621. Task Scheduler
Given a char array representing tasks CPU need to do. It contains capital letters A to Z where different letters represent different tasks.Tasks could be done without original order. Each task could be done in one interval. For each interval, CPU could finish one task or just be idle.
However, there is a non-negative cooling interval n that means between two same tasks, there must be at least n intervals that CPU are doing different tasks or just be idle.
You need to return the least number of intervals the CPU will take to finish all the given tasks.
Example 1:
Input: tasks = ["A","A","A","B","B","B"], n = 2 Output: 8 Explanation: A -> B -> idle -> A -> B -> idle -> A -> B.
Note:
- The number of tasks is in the range [1, 10000].
- The integer n is in the range [0, 100].
這題的思維其實蠻有趣的,一開始會想到的就是要找到 most frequency character 當作 chunk 的開頭 (類似greedy 的概念,最常出現的先開始)
然後接下來就是要思考有idle 和沒idle 的case了,所以用max 取
沒idle 的例子就是tasks.length,有idle 的例子就是 (most frequent character count -1 )* (n+1) + 與most frequent character 相同頻率的 character
我在這邊卡住在:有idle 但是塞不下的問題其實已經包含於tasks.length裡面,所以不需要再考慮 (其實就是when k>n+1,就是直接把chunk變大,但其實這就是tasks.length的情形啊)

════════════════════

> _作答說明_
1. 請回傳 Task Scheduler 題解中從「You need to」到「range [1, 10000].」的那一段原文。
2. 依 Task Scheduler 題解,整數 n 的範圍是多少?
3. 將 Task Scheduler 題解中以「沒idle 的例子就是」開頭的段落改寫成條列形式,保留其主要內容。

> _可用資料_

════════════════════

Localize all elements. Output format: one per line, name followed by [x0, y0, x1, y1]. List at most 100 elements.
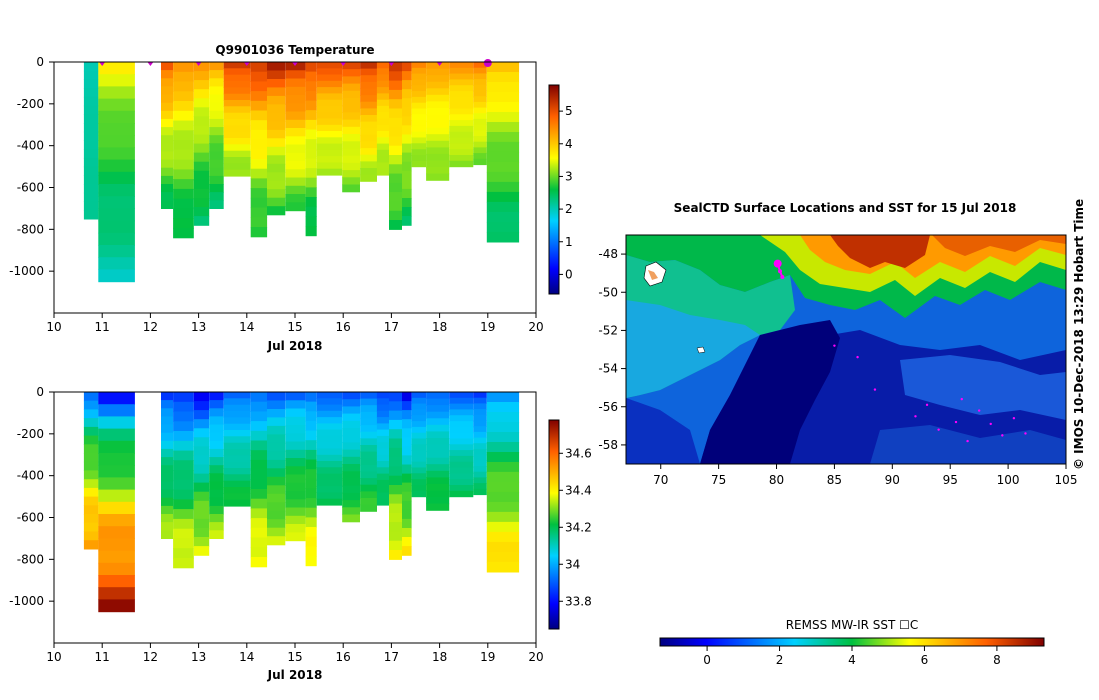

════════════════════

> _參考答案_
1.
You need to return the least number of intervals the CPU will take to finish all the given tasks.
Example 1:
Input: tasks = ["A","A","A","B","B","B"], n = 2 Output: 8 Explanation: A -> B -> idle -> A -> B -> idle -> A -> B.
Note:
- The number of tasks is in the range [1, 10000].

2. [0, 100]

3.
- 沒有 idle:結果為 tasks.length
- 有 idle:結果為 (最高頻字元的出現次數 − 1) × (n + 1),再加上與最高頻字元頻率相同的字元